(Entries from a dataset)

____

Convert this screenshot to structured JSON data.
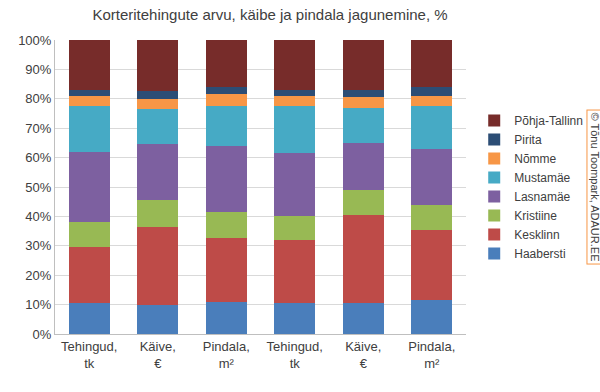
{
  "chart_data": {
    "type": "bar",
    "title": "Korteritehingute arvu, käibe ja pindala jagunemine, %",
    "categories": [
      "Tehingud, tk",
      "Käive, €",
      "Pindala, m²",
      "Tehingud, tk",
      "Käive, €",
      "Pindala, m²"
    ],
    "series": [
      {
        "name": "Haabersti",
        "color": "#4a7ebb",
        "values": [
          10.5,
          10,
          11,
          10.5,
          10.5,
          11.5
        ]
      },
      {
        "name": "Kesklinn",
        "color": "#be4b48",
        "values": [
          19,
          26.5,
          21.5,
          21.5,
          30,
          24
        ]
      },
      {
        "name": "Kristiine",
        "color": "#98b954",
        "values": [
          8.5,
          9,
          9,
          8,
          8.5,
          8.5
        ]
      },
      {
        "name": "Lasnamäe",
        "color": "#7d60a0",
        "values": [
          24,
          19,
          22.5,
          21.5,
          16,
          19
        ]
      },
      {
        "name": "Mustamäe",
        "color": "#46aac5",
        "values": [
          15.5,
          12,
          13.5,
          16,
          12,
          14.5
        ]
      },
      {
        "name": "Nõmme",
        "color": "#f79646",
        "values": [
          3.5,
          3.5,
          4,
          3.5,
          3.5,
          3.5
        ]
      },
      {
        "name": "Pirita",
        "color": "#2c4d75",
        "values": [
          2,
          2.5,
          2.5,
          2,
          2.5,
          3
        ]
      },
      {
        "name": "Põhja-Tallinn",
        "color": "#772c2a",
        "values": [
          17,
          17.5,
          16,
          17,
          17,
          16
        ]
      }
    ],
    "ylim": [
      0,
      100
    ],
    "yticks": [
      {
        "value": 0,
        "label": "0%"
      },
      {
        "value": 10,
        "label": "10%"
      },
      {
        "value": 20,
        "label": "20%"
      },
      {
        "value": 30,
        "label": "30%"
      },
      {
        "value": 40,
        "label": "40%"
      },
      {
        "value": 50,
        "label": "50%"
      },
      {
        "value": 60,
        "label": "60%"
      },
      {
        "value": 70,
        "label": "70%"
      },
      {
        "value": 80,
        "label": "80%"
      },
      {
        "value": 90,
        "label": "90%"
      },
      {
        "value": 100,
        "label": "100%"
      }
    ],
    "stacked": true,
    "grid": true,
    "legend": "right",
    "annotations": [
      {
        "text": "© Tõnu Toompark, ADAUR.EE"
      }
    ]
  }
}
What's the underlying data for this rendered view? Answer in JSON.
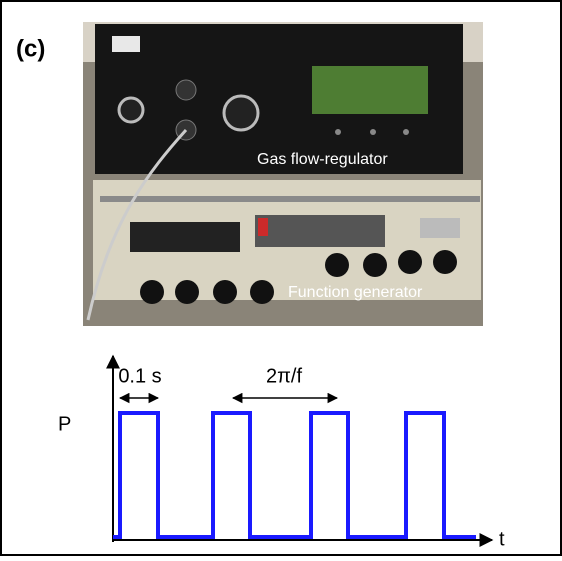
{
  "panel_label": "(c)",
  "photo": {
    "labels": [
      "Gas flow-regulator",
      "Function generator"
    ]
  },
  "waveform": {
    "y_label": "P",
    "x_label": "t",
    "pulse_width_label": "0.1 s",
    "period_label": "2π/f"
  }
}
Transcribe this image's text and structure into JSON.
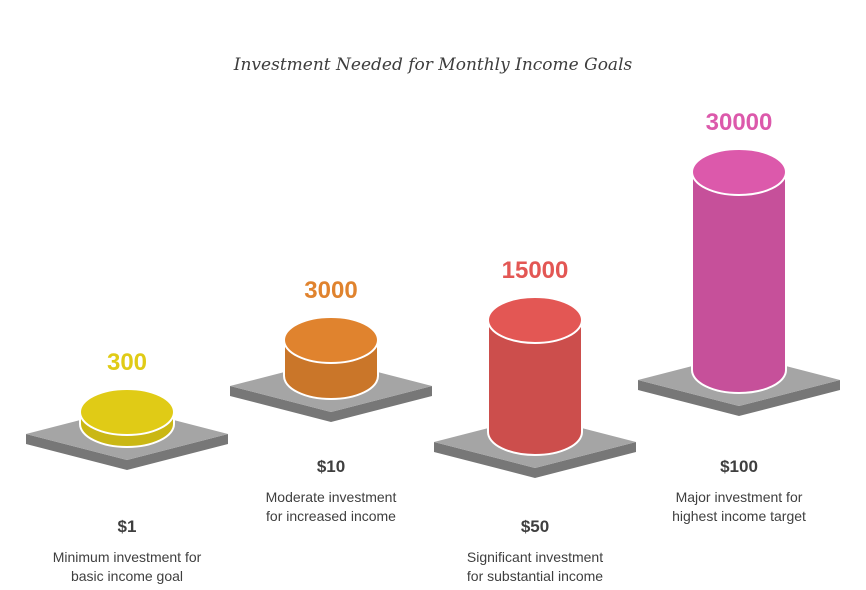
{
  "chart_data": {
    "type": "bar",
    "title": "Investment Needed for Monthly Income Goals",
    "categories": [
      "$1",
      "$10",
      "$50",
      "$100"
    ],
    "values": [
      300,
      3000,
      15000,
      30000
    ],
    "value_labels": [
      "300",
      "3000",
      "15000",
      "30000"
    ],
    "descriptions": [
      [
        "Minimum investment for",
        "basic income goal"
      ],
      [
        "Moderate investment",
        "for increased income"
      ],
      [
        "Significant investment",
        "for substantial income"
      ],
      [
        "Major investment for",
        "highest income target"
      ]
    ],
    "colors": [
      "#e0cb16",
      "#e0832e",
      "#e35754",
      "#dc59ab"
    ],
    "pedestal_color": "#a5a5a5"
  }
}
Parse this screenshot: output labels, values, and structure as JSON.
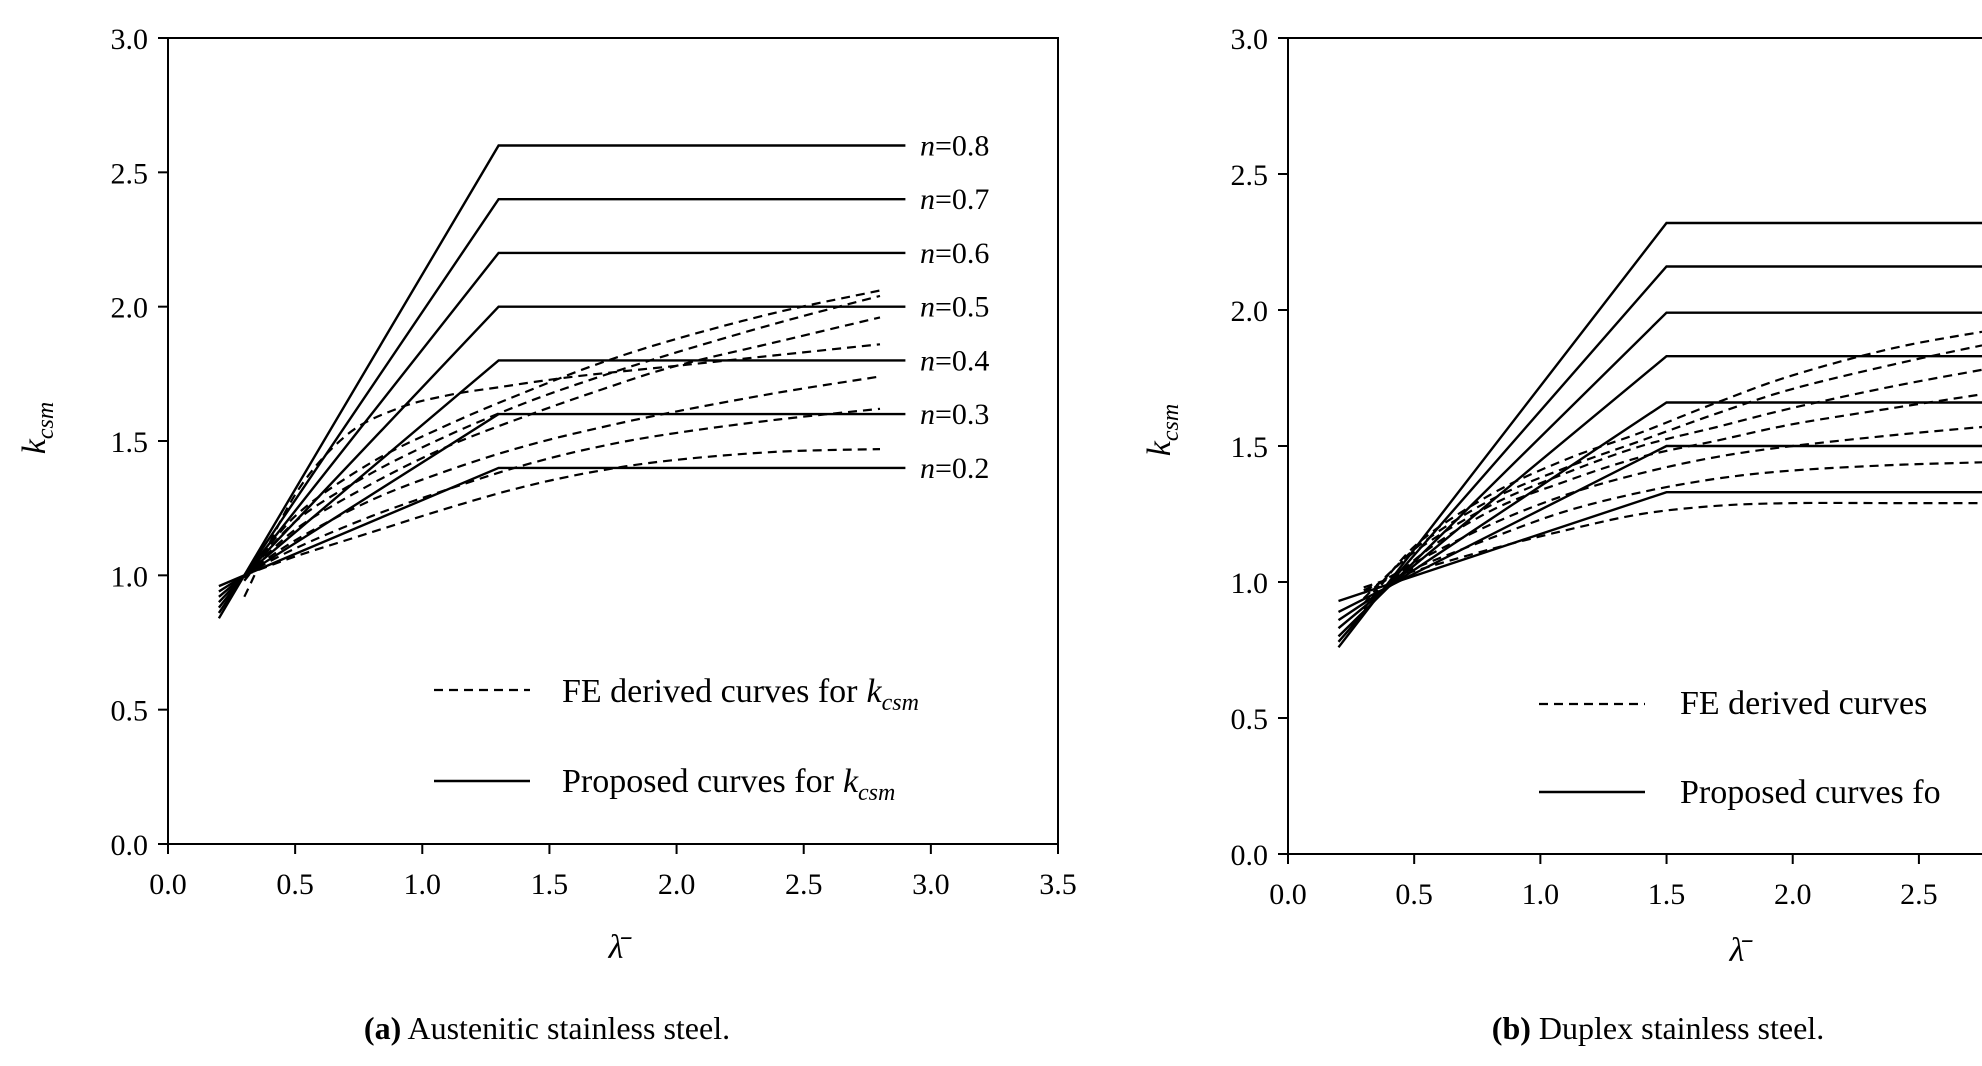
{
  "chart_data": [
    {
      "type": "line",
      "panel_id": "a",
      "caption_prefix": "(a)",
      "caption_text": "Austenitic stainless steel.",
      "xlabel": "λ̄",
      "ylabel_main": "k",
      "ylabel_sub": "csm",
      "xlim": [
        0,
        3.5
      ],
      "ylim": [
        0,
        3.0
      ],
      "xticks": [
        "0.0",
        "0.5",
        "1.0",
        "1.5",
        "2.0",
        "2.5",
        "3.0",
        "3.5"
      ],
      "yticks": [
        "0.0",
        "0.5",
        "1.0",
        "1.5",
        "2.0",
        "2.5",
        "3.0"
      ],
      "legend": {
        "fe_label": "FE derived curves for",
        "proposed_label": "Proposed curves for",
        "symbol_main": "k",
        "symbol_sub": "csm"
      },
      "proposed_curves": [
        {
          "label_var": "n",
          "label_val": "=0.8",
          "points": [
            [
              0.2,
              0.84
            ],
            [
              1.3,
              2.6
            ],
            [
              2.9,
              2.6
            ]
          ]
        },
        {
          "label_var": "n",
          "label_val": "=0.7",
          "points": [
            [
              0.2,
              0.86
            ],
            [
              1.3,
              2.4
            ],
            [
              2.9,
              2.4
            ]
          ]
        },
        {
          "label_var": "n",
          "label_val": "=0.6",
          "points": [
            [
              0.2,
              0.88
            ],
            [
              1.3,
              2.2
            ],
            [
              2.9,
              2.2
            ]
          ]
        },
        {
          "label_var": "n",
          "label_val": "=0.5",
          "points": [
            [
              0.2,
              0.9
            ],
            [
              1.3,
              2.0
            ],
            [
              2.9,
              2.0
            ]
          ]
        },
        {
          "label_var": "n",
          "label_val": "=0.4",
          "points": [
            [
              0.2,
              0.92
            ],
            [
              1.3,
              1.8
            ],
            [
              2.9,
              1.8
            ]
          ]
        },
        {
          "label_var": "n",
          "label_val": "=0.3",
          "points": [
            [
              0.2,
              0.94
            ],
            [
              1.3,
              1.6
            ],
            [
              2.9,
              1.6
            ]
          ]
        },
        {
          "label_var": "n",
          "label_val": "=0.2",
          "points": [
            [
              0.2,
              0.96
            ],
            [
              1.3,
              1.4
            ],
            [
              2.9,
              1.4
            ]
          ]
        }
      ],
      "fe_curves": [
        {
          "points": [
            [
              0.3,
              0.92
            ],
            [
              0.5,
              1.3
            ],
            [
              0.7,
              1.52
            ],
            [
              0.9,
              1.62
            ],
            [
              1.1,
              1.67
            ],
            [
              1.3,
              1.7
            ],
            [
              1.6,
              1.74
            ],
            [
              2.0,
              1.78
            ],
            [
              2.4,
              1.82
            ],
            [
              2.8,
              1.86
            ]
          ]
        },
        {
          "points": [
            [
              0.3,
              0.98
            ],
            [
              0.5,
              1.22
            ],
            [
              0.8,
              1.42
            ],
            [
              1.1,
              1.56
            ],
            [
              1.4,
              1.68
            ],
            [
              1.7,
              1.79
            ],
            [
              2.0,
              1.88
            ],
            [
              2.4,
              1.98
            ],
            [
              2.8,
              2.06
            ]
          ]
        },
        {
          "points": [
            [
              0.3,
              0.98
            ],
            [
              0.5,
              1.2
            ],
            [
              0.8,
              1.38
            ],
            [
              1.1,
              1.52
            ],
            [
              1.4,
              1.64
            ],
            [
              1.7,
              1.74
            ],
            [
              2.0,
              1.83
            ],
            [
              2.4,
              1.94
            ],
            [
              2.8,
              2.04
            ]
          ]
        },
        {
          "points": [
            [
              0.3,
              0.99
            ],
            [
              0.5,
              1.17
            ],
            [
              0.8,
              1.34
            ],
            [
              1.1,
              1.48
            ],
            [
              1.4,
              1.59
            ],
            [
              1.7,
              1.69
            ],
            [
              2.0,
              1.78
            ],
            [
              2.4,
              1.87
            ],
            [
              2.8,
              1.96
            ]
          ]
        },
        {
          "points": [
            [
              0.3,
              1.0
            ],
            [
              0.5,
              1.13
            ],
            [
              0.8,
              1.28
            ],
            [
              1.1,
              1.39
            ],
            [
              1.4,
              1.48
            ],
            [
              1.7,
              1.55
            ],
            [
              2.0,
              1.61
            ],
            [
              2.4,
              1.68
            ],
            [
              2.8,
              1.74
            ]
          ]
        },
        {
          "points": [
            [
              0.3,
              1.0
            ],
            [
              0.5,
              1.1
            ],
            [
              0.8,
              1.22
            ],
            [
              1.1,
              1.32
            ],
            [
              1.4,
              1.41
            ],
            [
              1.7,
              1.48
            ],
            [
              2.0,
              1.53
            ],
            [
              2.4,
              1.58
            ],
            [
              2.8,
              1.62
            ]
          ]
        },
        {
          "points": [
            [
              0.3,
              1.0
            ],
            [
              0.5,
              1.07
            ],
            [
              0.8,
              1.16
            ],
            [
              1.1,
              1.25
            ],
            [
              1.4,
              1.33
            ],
            [
              1.7,
              1.39
            ],
            [
              2.0,
              1.43
            ],
            [
              2.4,
              1.46
            ],
            [
              2.8,
              1.47
            ]
          ]
        }
      ]
    },
    {
      "type": "line",
      "panel_id": "b",
      "caption_prefix": "(b)",
      "caption_text": "Duplex stainless steel.",
      "xlabel": "λ̄",
      "ylabel_main": "k",
      "ylabel_sub": "csm",
      "xlim": [
        0,
        2.75
      ],
      "ylim": [
        0,
        3.0
      ],
      "xticks": [
        "0.0",
        "0.5",
        "1.0",
        "1.5",
        "2.0",
        "2.5"
      ],
      "yticks": [
        "0.0",
        "0.5",
        "1.0",
        "1.5",
        "2.0",
        "2.5",
        "3.0"
      ],
      "legend": {
        "fe_label": "FE derived curves",
        "proposed_label": "Proposed curves fo"
      },
      "proposed_curves": [
        {
          "points": [
            [
              0.2,
              0.76
            ],
            [
              1.5,
              2.32
            ],
            [
              2.75,
              2.32
            ]
          ]
        },
        {
          "points": [
            [
              0.2,
              0.78
            ],
            [
              1.5,
              2.16
            ],
            [
              2.75,
              2.16
            ]
          ]
        },
        {
          "points": [
            [
              0.2,
              0.8
            ],
            [
              1.5,
              1.99
            ],
            [
              2.75,
              1.99
            ]
          ]
        },
        {
          "points": [
            [
              0.2,
              0.83
            ],
            [
              1.5,
              1.83
            ],
            [
              2.75,
              1.83
            ]
          ]
        },
        {
          "points": [
            [
              0.2,
              0.86
            ],
            [
              1.5,
              1.66
            ],
            [
              2.75,
              1.66
            ]
          ]
        },
        {
          "points": [
            [
              0.2,
              0.89
            ],
            [
              1.5,
              1.5
            ],
            [
              2.75,
              1.5
            ]
          ]
        },
        {
          "points": [
            [
              0.2,
              0.93
            ],
            [
              1.5,
              1.33
            ],
            [
              2.75,
              1.33
            ]
          ]
        }
      ],
      "fe_curves": [
        {
          "points": [
            [
              0.3,
              0.9
            ],
            [
              0.5,
              1.13
            ],
            [
              0.8,
              1.32
            ],
            [
              1.1,
              1.45
            ],
            [
              1.4,
              1.55
            ],
            [
              1.7,
              1.66
            ],
            [
              2.0,
              1.76
            ],
            [
              2.4,
              1.86
            ],
            [
              2.75,
              1.92
            ]
          ]
        },
        {
          "points": [
            [
              0.3,
              0.92
            ],
            [
              0.5,
              1.12
            ],
            [
              0.8,
              1.3
            ],
            [
              1.1,
              1.42
            ],
            [
              1.4,
              1.52
            ],
            [
              1.7,
              1.62
            ],
            [
              2.0,
              1.71
            ],
            [
              2.4,
              1.8
            ],
            [
              2.75,
              1.87
            ]
          ]
        },
        {
          "points": [
            [
              0.3,
              0.94
            ],
            [
              0.5,
              1.11
            ],
            [
              0.8,
              1.28
            ],
            [
              1.1,
              1.4
            ],
            [
              1.4,
              1.5
            ],
            [
              1.7,
              1.57
            ],
            [
              2.0,
              1.64
            ],
            [
              2.4,
              1.72
            ],
            [
              2.75,
              1.78
            ]
          ]
        },
        {
          "points": [
            [
              0.25,
              0.84
            ],
            [
              0.5,
              1.08
            ],
            [
              0.8,
              1.26
            ],
            [
              1.1,
              1.37
            ],
            [
              1.4,
              1.46
            ],
            [
              1.7,
              1.52
            ],
            [
              2.0,
              1.58
            ],
            [
              2.4,
              1.64
            ],
            [
              2.75,
              1.69
            ]
          ]
        },
        {
          "points": [
            [
              0.3,
              0.96
            ],
            [
              0.5,
              1.07
            ],
            [
              0.8,
              1.21
            ],
            [
              1.1,
              1.32
            ],
            [
              1.4,
              1.4
            ],
            [
              1.7,
              1.46
            ],
            [
              2.0,
              1.5
            ],
            [
              2.4,
              1.54
            ],
            [
              2.75,
              1.57
            ]
          ]
        },
        {
          "points": [
            [
              0.3,
              0.97
            ],
            [
              0.5,
              1.05
            ],
            [
              0.8,
              1.16
            ],
            [
              1.1,
              1.26
            ],
            [
              1.4,
              1.33
            ],
            [
              1.7,
              1.38
            ],
            [
              2.0,
              1.41
            ],
            [
              2.4,
              1.43
            ],
            [
              2.75,
              1.44
            ]
          ]
        },
        {
          "points": [
            [
              0.3,
              0.98
            ],
            [
              0.5,
              1.04
            ],
            [
              0.8,
              1.12
            ],
            [
              1.1,
              1.19
            ],
            [
              1.4,
              1.25
            ],
            [
              1.7,
              1.28
            ],
            [
              2.0,
              1.29
            ],
            [
              2.4,
              1.29
            ],
            [
              2.75,
              1.29
            ]
          ]
        }
      ]
    }
  ]
}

____

## DIRECTIONS
Copy out every line of the listing that contains the string "steel".

## FULL SOLUTION
      "caption_text": "Austenitic stainless steel.",
      "caption_text": "Duplex stainless steel.",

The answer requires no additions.